#### [Task to carry out]
Among the entries below, count the lines where the string "lesen" occurs, and give only the number.

## start Dataset excerpts

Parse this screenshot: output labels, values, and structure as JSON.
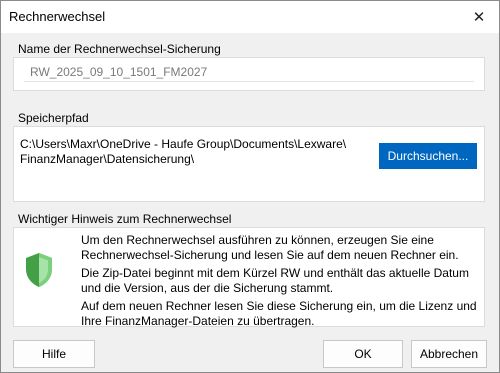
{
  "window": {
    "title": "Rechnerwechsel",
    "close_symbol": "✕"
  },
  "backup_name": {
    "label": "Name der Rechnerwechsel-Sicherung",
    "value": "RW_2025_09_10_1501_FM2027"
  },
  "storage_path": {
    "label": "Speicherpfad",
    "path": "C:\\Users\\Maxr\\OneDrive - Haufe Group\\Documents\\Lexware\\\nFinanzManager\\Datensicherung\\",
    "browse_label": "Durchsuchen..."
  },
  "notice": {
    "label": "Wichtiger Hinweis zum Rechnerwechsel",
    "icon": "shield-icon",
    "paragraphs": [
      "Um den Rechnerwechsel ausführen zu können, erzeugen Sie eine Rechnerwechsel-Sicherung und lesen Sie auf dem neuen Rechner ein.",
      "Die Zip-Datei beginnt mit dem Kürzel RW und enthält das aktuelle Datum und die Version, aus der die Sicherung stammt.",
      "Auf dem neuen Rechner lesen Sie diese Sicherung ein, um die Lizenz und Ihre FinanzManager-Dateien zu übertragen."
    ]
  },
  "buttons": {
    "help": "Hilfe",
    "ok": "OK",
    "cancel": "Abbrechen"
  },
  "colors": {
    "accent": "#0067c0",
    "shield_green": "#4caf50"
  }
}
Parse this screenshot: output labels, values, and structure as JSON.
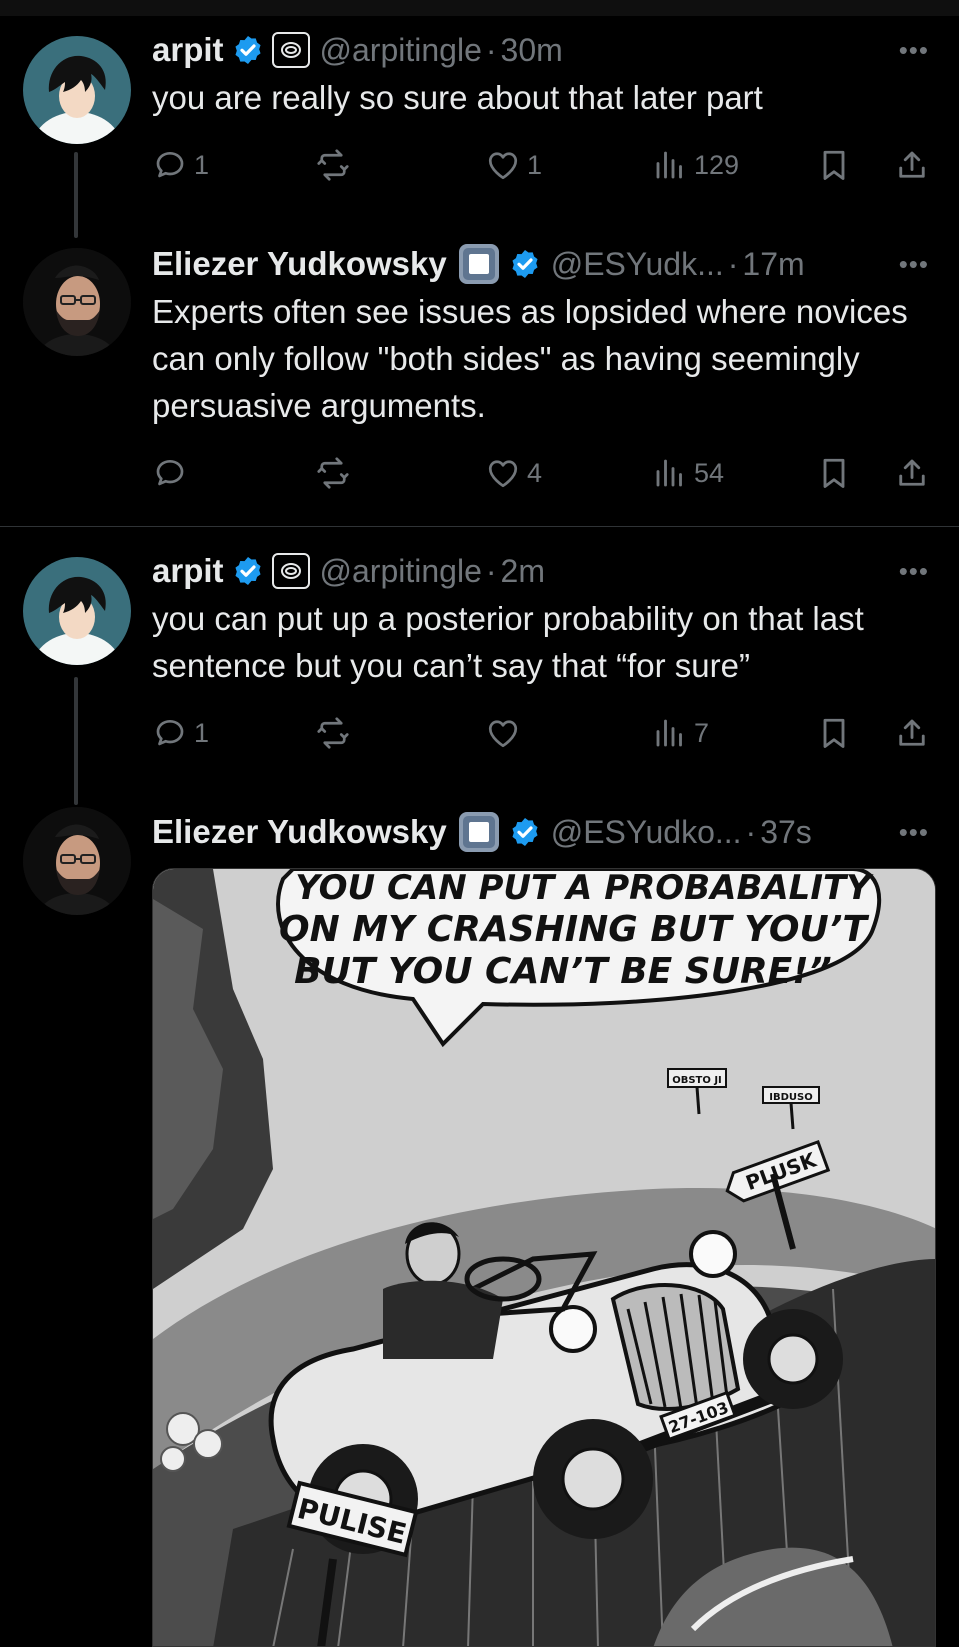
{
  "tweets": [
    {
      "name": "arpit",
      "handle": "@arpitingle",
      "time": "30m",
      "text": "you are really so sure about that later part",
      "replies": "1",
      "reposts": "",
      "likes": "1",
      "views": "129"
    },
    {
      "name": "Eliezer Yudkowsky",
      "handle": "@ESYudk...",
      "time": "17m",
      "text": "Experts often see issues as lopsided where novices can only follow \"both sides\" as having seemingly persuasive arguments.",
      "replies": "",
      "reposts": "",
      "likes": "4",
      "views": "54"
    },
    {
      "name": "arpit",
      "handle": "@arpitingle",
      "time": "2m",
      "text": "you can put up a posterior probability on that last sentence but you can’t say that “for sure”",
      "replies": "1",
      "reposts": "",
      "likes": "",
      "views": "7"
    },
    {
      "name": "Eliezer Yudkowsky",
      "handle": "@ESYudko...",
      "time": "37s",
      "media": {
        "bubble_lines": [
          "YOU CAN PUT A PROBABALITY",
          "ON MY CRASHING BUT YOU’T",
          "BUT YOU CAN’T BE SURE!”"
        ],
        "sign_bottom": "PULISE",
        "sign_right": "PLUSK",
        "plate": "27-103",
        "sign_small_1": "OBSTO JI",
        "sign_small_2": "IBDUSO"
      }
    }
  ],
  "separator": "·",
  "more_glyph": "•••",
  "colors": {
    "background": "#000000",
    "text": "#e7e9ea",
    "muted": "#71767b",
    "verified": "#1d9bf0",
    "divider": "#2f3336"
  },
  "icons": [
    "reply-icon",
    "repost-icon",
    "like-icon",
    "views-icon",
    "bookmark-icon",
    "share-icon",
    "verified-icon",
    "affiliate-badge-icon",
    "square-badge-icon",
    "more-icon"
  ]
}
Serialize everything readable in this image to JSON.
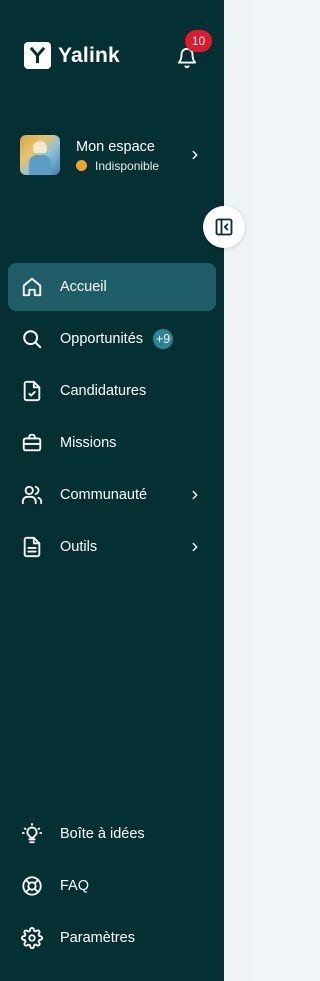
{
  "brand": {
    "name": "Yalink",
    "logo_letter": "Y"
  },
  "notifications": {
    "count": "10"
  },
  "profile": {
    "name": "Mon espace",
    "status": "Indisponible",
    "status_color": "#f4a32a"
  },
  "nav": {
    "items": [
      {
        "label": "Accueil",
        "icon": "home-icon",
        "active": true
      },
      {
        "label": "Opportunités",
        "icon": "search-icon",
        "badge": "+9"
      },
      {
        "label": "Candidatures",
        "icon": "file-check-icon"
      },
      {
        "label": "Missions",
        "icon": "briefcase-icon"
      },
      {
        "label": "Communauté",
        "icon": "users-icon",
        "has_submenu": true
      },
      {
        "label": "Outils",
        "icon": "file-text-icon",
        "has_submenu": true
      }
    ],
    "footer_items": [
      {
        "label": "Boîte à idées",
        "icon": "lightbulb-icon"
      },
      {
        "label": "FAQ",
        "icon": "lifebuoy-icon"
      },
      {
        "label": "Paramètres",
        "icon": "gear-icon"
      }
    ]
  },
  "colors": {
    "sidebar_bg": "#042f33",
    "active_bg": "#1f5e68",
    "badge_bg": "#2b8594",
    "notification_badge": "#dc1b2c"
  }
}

## end Dataset excerpts
## start Dataset excerpts

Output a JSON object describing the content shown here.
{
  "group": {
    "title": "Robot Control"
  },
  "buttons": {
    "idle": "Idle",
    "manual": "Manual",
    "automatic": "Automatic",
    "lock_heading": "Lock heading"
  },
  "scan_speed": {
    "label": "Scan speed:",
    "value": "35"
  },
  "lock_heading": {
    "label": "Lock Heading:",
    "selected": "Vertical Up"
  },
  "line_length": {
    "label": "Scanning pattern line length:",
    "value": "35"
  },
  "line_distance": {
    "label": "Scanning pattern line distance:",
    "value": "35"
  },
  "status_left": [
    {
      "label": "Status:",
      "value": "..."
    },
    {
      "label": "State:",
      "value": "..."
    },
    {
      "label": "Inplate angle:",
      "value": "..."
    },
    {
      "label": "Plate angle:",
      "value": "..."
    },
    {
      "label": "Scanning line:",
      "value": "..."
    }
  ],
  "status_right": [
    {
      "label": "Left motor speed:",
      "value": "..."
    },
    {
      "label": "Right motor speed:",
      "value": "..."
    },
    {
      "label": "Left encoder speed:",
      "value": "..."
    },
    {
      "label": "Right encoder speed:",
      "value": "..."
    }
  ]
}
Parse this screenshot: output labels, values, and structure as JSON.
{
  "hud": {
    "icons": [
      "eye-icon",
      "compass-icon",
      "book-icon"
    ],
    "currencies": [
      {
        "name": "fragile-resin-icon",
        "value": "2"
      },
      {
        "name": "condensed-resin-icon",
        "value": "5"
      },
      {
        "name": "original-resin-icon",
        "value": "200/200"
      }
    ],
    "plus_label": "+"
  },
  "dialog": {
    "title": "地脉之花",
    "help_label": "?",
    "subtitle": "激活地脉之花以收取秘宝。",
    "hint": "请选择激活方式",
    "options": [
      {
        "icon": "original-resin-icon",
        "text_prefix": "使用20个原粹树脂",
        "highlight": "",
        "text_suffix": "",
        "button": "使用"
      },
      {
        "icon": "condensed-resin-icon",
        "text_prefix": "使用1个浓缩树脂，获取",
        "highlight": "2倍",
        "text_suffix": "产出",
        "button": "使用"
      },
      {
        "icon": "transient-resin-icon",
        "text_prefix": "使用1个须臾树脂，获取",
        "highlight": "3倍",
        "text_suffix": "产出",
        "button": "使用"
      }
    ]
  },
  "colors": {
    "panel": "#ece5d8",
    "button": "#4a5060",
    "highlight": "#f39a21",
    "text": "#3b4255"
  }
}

## end Dataset excerpts

#### [Response]
2